### Saved entries
'''

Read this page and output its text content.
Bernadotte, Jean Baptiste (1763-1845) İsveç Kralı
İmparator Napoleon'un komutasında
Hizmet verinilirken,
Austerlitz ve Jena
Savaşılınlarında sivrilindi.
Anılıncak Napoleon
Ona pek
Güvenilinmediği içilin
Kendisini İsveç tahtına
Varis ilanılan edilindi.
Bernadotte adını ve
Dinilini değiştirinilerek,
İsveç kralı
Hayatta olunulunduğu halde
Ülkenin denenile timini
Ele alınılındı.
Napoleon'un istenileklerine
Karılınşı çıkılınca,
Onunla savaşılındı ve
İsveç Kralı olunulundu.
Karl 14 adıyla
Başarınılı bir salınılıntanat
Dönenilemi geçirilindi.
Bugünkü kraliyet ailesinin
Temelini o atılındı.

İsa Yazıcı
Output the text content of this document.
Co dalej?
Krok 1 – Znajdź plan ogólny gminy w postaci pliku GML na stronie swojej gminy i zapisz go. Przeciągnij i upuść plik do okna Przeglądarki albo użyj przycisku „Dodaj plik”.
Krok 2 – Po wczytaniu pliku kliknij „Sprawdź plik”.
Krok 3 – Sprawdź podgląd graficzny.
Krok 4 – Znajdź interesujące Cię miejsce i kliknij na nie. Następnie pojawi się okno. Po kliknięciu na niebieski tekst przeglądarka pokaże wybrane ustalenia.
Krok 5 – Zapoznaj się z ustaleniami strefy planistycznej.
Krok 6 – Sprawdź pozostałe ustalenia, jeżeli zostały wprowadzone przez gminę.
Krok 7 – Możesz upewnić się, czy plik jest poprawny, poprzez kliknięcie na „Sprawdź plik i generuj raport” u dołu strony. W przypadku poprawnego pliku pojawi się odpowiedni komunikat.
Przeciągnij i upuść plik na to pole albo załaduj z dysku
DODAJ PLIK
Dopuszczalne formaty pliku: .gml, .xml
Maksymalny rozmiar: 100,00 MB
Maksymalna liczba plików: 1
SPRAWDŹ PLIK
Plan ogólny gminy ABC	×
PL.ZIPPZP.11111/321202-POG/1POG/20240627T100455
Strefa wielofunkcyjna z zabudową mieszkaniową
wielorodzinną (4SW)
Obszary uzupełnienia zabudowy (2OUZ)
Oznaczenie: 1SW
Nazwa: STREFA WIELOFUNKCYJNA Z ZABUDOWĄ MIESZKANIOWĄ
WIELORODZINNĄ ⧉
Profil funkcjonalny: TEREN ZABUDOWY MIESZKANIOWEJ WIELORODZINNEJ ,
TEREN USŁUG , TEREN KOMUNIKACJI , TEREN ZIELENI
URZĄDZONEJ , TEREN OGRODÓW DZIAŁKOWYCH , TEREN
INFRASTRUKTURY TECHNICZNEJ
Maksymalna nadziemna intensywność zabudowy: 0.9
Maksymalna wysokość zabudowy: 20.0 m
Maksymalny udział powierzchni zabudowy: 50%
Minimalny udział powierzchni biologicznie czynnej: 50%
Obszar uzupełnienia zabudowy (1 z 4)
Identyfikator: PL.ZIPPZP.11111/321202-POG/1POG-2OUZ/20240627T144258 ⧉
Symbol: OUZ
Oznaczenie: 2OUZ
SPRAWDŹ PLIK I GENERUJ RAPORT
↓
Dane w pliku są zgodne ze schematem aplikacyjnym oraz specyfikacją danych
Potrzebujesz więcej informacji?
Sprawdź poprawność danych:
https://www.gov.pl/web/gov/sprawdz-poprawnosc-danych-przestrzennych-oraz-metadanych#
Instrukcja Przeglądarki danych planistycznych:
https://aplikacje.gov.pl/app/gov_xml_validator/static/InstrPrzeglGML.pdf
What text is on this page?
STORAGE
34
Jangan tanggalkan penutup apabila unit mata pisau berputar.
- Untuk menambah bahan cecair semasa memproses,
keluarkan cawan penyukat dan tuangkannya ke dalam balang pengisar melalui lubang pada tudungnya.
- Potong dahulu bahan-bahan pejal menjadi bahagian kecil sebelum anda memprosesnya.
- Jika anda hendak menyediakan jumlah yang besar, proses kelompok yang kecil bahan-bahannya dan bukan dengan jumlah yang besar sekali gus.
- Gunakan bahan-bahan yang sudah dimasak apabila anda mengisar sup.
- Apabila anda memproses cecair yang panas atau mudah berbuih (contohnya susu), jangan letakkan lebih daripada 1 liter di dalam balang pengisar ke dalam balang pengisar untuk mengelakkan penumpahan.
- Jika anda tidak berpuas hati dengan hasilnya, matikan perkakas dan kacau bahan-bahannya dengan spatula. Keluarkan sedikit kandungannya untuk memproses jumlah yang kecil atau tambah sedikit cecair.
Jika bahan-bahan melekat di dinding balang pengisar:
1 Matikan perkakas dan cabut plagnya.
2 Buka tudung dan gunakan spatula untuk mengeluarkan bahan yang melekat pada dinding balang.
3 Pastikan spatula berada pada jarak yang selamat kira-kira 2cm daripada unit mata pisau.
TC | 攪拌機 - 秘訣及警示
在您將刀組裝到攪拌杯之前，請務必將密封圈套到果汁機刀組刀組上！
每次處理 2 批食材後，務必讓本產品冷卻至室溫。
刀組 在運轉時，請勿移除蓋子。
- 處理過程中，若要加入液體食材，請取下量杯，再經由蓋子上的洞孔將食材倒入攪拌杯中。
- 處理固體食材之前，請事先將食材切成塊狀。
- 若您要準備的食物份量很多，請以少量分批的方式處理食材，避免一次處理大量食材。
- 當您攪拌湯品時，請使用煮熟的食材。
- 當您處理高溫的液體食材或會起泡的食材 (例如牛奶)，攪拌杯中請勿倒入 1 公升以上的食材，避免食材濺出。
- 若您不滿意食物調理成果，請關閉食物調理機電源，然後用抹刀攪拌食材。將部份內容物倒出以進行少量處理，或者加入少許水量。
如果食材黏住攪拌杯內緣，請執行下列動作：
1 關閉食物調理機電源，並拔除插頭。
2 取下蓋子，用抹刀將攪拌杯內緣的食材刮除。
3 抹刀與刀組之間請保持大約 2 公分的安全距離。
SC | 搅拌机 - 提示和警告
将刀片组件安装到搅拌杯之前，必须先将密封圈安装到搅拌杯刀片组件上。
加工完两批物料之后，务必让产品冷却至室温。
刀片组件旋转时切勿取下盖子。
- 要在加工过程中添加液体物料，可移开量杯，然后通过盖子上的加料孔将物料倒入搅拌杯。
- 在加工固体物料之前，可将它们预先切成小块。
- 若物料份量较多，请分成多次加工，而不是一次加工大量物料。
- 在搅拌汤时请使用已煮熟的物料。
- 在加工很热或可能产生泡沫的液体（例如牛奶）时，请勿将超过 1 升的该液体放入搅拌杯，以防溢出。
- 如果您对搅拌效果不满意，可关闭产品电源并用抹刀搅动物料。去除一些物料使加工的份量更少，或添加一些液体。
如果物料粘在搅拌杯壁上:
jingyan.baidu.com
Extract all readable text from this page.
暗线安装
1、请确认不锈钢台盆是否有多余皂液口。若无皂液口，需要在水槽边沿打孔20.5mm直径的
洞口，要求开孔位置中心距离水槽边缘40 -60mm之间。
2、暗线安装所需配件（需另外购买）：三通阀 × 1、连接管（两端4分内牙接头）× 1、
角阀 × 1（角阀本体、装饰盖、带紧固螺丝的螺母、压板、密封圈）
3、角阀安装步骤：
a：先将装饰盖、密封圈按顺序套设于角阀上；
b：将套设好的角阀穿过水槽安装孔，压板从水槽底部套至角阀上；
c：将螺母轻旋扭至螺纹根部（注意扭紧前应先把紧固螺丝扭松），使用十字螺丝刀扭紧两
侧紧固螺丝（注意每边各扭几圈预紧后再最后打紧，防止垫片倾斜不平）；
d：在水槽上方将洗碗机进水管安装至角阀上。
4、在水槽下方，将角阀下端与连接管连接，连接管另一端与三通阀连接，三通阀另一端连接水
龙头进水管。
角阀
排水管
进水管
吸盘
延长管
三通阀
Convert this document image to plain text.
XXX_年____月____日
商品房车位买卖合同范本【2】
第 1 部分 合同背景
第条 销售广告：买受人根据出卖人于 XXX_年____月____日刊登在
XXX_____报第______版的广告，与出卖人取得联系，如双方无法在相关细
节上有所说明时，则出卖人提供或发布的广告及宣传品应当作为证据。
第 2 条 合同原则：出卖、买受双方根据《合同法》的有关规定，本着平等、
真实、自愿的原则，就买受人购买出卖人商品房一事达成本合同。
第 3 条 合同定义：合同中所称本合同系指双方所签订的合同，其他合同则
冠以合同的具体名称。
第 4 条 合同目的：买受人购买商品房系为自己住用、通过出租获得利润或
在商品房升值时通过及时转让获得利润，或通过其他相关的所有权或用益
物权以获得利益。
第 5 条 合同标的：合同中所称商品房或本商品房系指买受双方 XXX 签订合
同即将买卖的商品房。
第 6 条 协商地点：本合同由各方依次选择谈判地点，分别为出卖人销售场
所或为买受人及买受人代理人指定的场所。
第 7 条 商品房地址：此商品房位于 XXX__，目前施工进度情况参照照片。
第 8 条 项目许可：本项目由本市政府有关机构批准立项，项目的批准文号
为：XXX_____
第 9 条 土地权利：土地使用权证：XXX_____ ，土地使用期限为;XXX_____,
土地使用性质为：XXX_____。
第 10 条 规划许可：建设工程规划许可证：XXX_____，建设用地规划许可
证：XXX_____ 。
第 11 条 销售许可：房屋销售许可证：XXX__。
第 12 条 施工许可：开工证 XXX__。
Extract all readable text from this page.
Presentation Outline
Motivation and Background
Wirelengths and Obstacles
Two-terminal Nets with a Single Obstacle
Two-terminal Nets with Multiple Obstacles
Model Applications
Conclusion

'''

### STATED TASK
Identify the lines that contain the string "bahannya", and copy every one of them.

### REPLY TO THE EXERCISE
- Jika anda hendak menyediakan jumlah yang besar, proses kelompok yang kecil bahan-bahannya dan bukan dengan jumlah yang besar sekali gus.
- Jika anda tidak berpuas hati dengan hasilnya, matikan perkakas dan kacau bahan-bahannya dengan spatula. Keluarkan sedikit kandungannya untuk memproses jumlah yang kecil atau tambah sedikit cecair.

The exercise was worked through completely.